**Tasks to carry out**
**A.** In the Bekmambetov biography, what year did he found the advertising and film production company Bazelevs?
**B.** Reproduce a section of the Bekmambetov biography word for word. Begin at the words "After the collapse" and stop after "Cannes Lions festival.".

**Document passage**
Russian-Kazakh filmmaker (born 1961)

Timur Nuruakhitovich Bekmambetov (Note: Тимур Нуруахитович Бекмамбетов, /ru/; Темір Нұрбақытұлы Бекмамбетов) (born 25 June 1961) is a Kazakh-Russian filmmaker and tech entrepreneur. He is best known for the fantasy epic Night Watch (2004), the action thriller Wanted (2008), and the historical horror film Abraham Lincoln: Vampire Hunter (2012), as well as for the screenlife films Unfriended (2015), Searching (2018), and War of the Worlds (2025).

==Early life==
Bekmambetov was born on 25 June 1961 in the city of Atyrau, Kazakhstan (then part of the Soviet Union), formerly known as Guriev.

==Education==
After graduation from school, Bekmambetov entered the Moscow Power Engineering Institute in 1979 and left it in 1980, on the eve of the 1980 Summer Olympics. He was deported from Moscow on the grounds of being "unreliable" and moved to Tashkent, Uzbek SSR, to study at the Alexander Ostrovsky Theatrical and Artistic Institute, from which he graduated in 1987 with a degree in theater and cinema set design.

==Film and television career==
Bekmambetov started his career in the late 1980s as a production designer at the Ilkhom Theatre in Tashkent, Uzbekistan, and at Uzbek national film studio Uzbekfilm.

After the collapse of the Soviet Union, Bekmambetov moved from Uzbekistan to Moscow, where he started making commercials for the Russian market. His commercial series World History, retelling life episodes of the world's prominent rulers (from Nero and Tamerlan to Napoleon and the last Russian emperor Nicholas), is still considered the best video advertising in Russia. In 1994, he founded Bazelevs, an advertising and film production company, in Russia. Its advertising division continues making commercials for major Russian and international brands; in 2021, its commercial featuring Apple's new iPhone in the Hermitage Museum interiors was nominated for the Cannes Lions festival.

Bekmambetov's directorial debut was Peshavar Waltz (1994) depicting the war fought by the USSR in Afghanistan. The film was dubbed in English as Escape from Afghanistan and released direct-to-video by Roger Corman in 2002. In 1998, Corman invited Bekmambetov to direct his production of The Arena (2001) starring Karen McDougal and Lisa Dergan. A remake of the 1974 gladiator exploitation film of the same name, it marked Bekmambetov's English-language debut.

In 2004, Bekmambetov wrote and directed Night Watch (2004), a Russian fantasy film based on the book by Sergey Lukyanenko. The film was the first Russian production which, after the demise of the Soviet Union, managed to top the domestic box office, making $16.7 million in Russia alone, thus overtaking The Lord of the Rings: The Fellowship of the Ring. The sequel to Night Watch, Day Watch (2006), was likewise written and directed by Bekmambetov and set a new record for the Russian domestic box office, having grossed more than $26 million in the first two weeks. The Russian blockbuster epic attracted the attention of Fox Searchlight Pictures, which paid $4 million to acquire the worldwide distribution rights (excluding Russia and the Baltic states). In 2010, Night Watch was named among the 100 Best Films of World Cinema by Empire. The film also received positive reactions from American directors Quentin Tarantino and James Gunn.

Dataset entries
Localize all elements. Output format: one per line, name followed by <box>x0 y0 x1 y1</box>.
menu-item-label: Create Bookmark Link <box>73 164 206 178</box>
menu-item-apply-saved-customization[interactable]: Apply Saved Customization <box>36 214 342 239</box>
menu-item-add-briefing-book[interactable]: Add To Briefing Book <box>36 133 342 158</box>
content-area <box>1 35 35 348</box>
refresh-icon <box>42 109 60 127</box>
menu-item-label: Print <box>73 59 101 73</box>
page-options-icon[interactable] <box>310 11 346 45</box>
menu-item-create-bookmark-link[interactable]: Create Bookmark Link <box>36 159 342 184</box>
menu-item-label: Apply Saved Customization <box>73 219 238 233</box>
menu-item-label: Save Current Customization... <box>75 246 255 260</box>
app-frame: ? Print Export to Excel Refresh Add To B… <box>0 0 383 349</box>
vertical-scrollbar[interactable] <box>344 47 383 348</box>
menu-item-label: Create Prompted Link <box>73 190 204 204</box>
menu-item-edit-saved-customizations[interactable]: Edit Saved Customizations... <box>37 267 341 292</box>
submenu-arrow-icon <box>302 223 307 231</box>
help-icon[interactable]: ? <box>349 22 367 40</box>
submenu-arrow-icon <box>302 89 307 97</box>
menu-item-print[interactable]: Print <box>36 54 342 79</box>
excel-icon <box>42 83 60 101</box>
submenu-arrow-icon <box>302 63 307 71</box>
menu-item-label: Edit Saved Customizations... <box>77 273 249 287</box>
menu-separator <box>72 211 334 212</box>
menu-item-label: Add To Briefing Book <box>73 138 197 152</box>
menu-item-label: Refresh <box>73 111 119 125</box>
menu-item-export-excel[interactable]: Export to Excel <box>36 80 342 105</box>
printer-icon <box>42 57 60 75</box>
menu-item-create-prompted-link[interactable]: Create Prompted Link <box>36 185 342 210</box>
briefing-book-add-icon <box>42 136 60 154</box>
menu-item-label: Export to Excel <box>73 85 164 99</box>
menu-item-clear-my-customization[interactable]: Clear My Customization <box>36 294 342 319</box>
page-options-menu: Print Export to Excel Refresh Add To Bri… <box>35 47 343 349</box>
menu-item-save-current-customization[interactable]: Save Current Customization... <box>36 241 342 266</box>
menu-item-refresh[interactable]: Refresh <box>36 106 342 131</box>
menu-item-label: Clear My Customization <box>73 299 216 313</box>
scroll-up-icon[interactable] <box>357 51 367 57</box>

**Solutions below**
**A.** 1994

**B.**
After the collapse of the Soviet Union, Bekmambetov moved from Uzbekistan to Moscow, where he started making commercials for the Russian market. His commercial series World History, retelling life episodes of the world's prominent rulers (from Nero and Tamerlan to Napoleon and the last Russian emperor Nicholas), is still considered the best video advertising in Russia. In 1994, he founded Bazelevs, an advertising and film production company, in Russia. Its advertising division continues making commercials for major Russian and international brands; in 2021, its commercial featuring Apple's new iPhone in the Hermitage Museum interiors was nominated for the Cannes Lions festival.